— begin —
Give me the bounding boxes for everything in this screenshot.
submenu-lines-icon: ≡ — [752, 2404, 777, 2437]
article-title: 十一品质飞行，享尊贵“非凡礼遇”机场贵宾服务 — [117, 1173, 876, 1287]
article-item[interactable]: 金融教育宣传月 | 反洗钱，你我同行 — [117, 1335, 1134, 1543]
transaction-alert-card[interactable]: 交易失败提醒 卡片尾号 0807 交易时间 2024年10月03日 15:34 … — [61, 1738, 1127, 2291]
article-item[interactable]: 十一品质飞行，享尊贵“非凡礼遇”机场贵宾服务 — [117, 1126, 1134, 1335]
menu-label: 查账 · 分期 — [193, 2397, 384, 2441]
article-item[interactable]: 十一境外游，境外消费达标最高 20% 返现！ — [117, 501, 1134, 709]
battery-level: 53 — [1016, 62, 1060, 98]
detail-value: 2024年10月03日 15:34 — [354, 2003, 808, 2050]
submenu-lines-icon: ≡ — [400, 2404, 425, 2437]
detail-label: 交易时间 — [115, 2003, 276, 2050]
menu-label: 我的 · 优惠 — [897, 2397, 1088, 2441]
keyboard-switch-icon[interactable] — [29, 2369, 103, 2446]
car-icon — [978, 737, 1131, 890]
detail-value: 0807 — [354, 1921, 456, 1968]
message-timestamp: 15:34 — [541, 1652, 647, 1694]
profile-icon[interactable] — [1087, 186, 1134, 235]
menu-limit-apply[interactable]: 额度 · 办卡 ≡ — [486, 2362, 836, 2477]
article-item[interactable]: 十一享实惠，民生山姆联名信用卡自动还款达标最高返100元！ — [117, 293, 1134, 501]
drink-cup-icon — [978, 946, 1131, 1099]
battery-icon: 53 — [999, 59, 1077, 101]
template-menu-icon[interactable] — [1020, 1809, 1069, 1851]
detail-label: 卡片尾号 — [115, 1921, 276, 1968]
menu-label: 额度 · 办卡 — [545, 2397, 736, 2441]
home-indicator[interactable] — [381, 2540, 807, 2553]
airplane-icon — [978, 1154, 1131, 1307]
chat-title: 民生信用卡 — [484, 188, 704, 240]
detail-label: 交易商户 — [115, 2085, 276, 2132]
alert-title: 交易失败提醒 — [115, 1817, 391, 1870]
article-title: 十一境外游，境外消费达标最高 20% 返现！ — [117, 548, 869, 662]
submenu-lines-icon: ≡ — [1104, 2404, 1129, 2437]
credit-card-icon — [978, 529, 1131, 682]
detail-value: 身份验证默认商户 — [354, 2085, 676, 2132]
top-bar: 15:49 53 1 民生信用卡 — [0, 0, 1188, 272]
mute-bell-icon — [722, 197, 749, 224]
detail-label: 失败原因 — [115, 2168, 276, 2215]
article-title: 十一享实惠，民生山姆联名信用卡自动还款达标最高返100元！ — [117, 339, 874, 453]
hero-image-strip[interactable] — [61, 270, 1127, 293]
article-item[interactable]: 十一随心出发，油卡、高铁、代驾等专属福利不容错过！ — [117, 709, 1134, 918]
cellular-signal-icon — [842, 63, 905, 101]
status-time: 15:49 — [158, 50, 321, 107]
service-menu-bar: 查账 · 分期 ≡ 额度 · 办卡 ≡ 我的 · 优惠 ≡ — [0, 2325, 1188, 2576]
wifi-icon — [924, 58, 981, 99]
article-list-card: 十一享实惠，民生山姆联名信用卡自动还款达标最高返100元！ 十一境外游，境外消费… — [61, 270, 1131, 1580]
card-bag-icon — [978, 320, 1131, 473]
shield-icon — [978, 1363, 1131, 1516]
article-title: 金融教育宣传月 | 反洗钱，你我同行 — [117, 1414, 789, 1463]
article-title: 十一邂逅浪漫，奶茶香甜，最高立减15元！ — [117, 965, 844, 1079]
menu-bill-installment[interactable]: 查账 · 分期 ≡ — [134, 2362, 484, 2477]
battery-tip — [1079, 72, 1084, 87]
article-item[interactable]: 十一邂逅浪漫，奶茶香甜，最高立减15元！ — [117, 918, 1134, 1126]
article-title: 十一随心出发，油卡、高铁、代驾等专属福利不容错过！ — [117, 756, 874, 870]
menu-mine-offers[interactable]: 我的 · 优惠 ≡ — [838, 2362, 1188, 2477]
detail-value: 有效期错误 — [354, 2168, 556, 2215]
— end —
Exercise directions: Could you recast every line of the records above as a numbered list, skipping any blank lines?

Response to the task:
1. Give me the bounding boxes for everything in this screenshot.
2. submenu-lines-icon: ≡ — [752, 2404, 777, 2437]
3. article-title: 十一品质飞行，享尊贵“非凡礼遇”机场贵宾服务 — [117, 1173, 876, 1287]
4. article-item[interactable]: 金融教育宣传月 | 反洗钱，你我同行 — [117, 1335, 1134, 1543]
5. transaction-alert-card[interactable]: 交易失败提醒 卡片尾号 0807 交易时间 2024年10月03日 15:34 … — [61, 1738, 1127, 2291]
6. article-item[interactable]: 十一品质飞行，享尊贵“非凡礼遇”机场贵宾服务 — [117, 1126, 1134, 1335]
7. menu-label: 查账 · 分期 — [193, 2397, 384, 2441]
8. article-item[interactable]: 十一境外游，境外消费达标最高 20% 返现！ — [117, 501, 1134, 709]
9. battery-level: 53 — [1016, 62, 1060, 98]
10. detail-value: 2024年10月03日 15:34 — [354, 2003, 808, 2050]
11. submenu-lines-icon: ≡ — [400, 2404, 425, 2437]
12. detail-label: 交易时间 — [115, 2003, 276, 2050]
13. menu-label: 我的 · 优惠 — [897, 2397, 1088, 2441]
14. keyboard-switch-icon[interactable] — [29, 2369, 103, 2446]
15. car-icon — [978, 737, 1131, 890]
16. detail-value: 0807 — [354, 1921, 456, 1968]
17. message-timestamp: 15:34 — [541, 1652, 647, 1694]
18. profile-icon[interactable] — [1087, 186, 1134, 235]
19. menu-limit-apply[interactable]: 额度 · 办卡 ≡ — [486, 2362, 836, 2477]
20. article-item[interactable]: 十一享实惠，民生山姆联名信用卡自动还款达标最高返100元！ — [117, 293, 1134, 501]
21. drink-cup-icon — [978, 946, 1131, 1099]
22. battery-icon: 53 — [999, 59, 1077, 101]
23. template-menu-icon[interactable] — [1020, 1809, 1069, 1851]
24. detail-label: 卡片尾号 — [115, 1921, 276, 1968]
25. menu-label: 额度 · 办卡 — [545, 2397, 736, 2441]
26. home-indicator[interactable] — [381, 2540, 807, 2553]
27. airplane-icon — [978, 1154, 1131, 1307]
28. chat-title: 民生信用卡 — [484, 188, 704, 240]
29. detail-label: 交易商户 — [115, 2085, 276, 2132]
30. alert-title: 交易失败提醒 — [115, 1817, 391, 1870]
31. article-title: 十一境外游，境外消费达标最高 20% 返现！ — [117, 548, 869, 662]
32. submenu-lines-icon: ≡ — [1104, 2404, 1129, 2437]
33. credit-card-icon — [978, 529, 1131, 682]
34. detail-value: 身份验证默认商户 — [354, 2085, 676, 2132]
35. top-bar: 15:49 53 1 民生信用卡 — [0, 0, 1188, 272]
36. mute-bell-icon — [722, 197, 749, 224]
37. detail-label: 失败原因 — [115, 2168, 276, 2215]
38. article-title: 十一享实惠，民生山姆联名信用卡自动还款达标最高返100元！ — [117, 339, 874, 453]
39. hero-image-strip[interactable] — [61, 270, 1127, 293]
40. article-item[interactable]: 十一随心出发，油卡、高铁、代驾等专属福利不容错过！ — [117, 709, 1134, 918]
41. cellular-signal-icon — [842, 63, 905, 101]
42. status-time: 15:49 — [158, 50, 321, 107]
43. service-menu-bar: 查账 · 分期 ≡ 额度 · 办卡 ≡ 我的 · 优惠 ≡ — [0, 2325, 1188, 2576]
44. wifi-icon — [924, 58, 981, 99]
45. article-list-card: 十一享实惠，民生山姆联名信用卡自动还款达标最高返100元！ 十一境外游，境外消费… — [61, 270, 1131, 1580]
46. card-bag-icon — [978, 320, 1131, 473]
47. shield-icon — [978, 1363, 1131, 1516]
48. article-title: 金融教育宣传月 | 反洗钱，你我同行 — [117, 1414, 789, 1463]
49. article-title: 十一邂逅浪漫，奶茶香甜，最高立减15元！ — [117, 965, 844, 1079]
50. menu-bill-installment[interactable]: 查账 · 分期 ≡ — [134, 2362, 484, 2477]
51. battery-tip — [1079, 72, 1084, 87]
52. article-item[interactable]: 十一邂逅浪漫，奶茶香甜，最高立减15元！ — [117, 918, 1134, 1126]
53. article-title: 十一随心出发，油卡、高铁、代驾等专属福利不容错过！ — [117, 756, 874, 870]
54. menu-mine-offers[interactable]: 我的 · 优惠 ≡ — [838, 2362, 1188, 2477]
55. detail-value: 有效期错误 — [354, 2168, 556, 2215]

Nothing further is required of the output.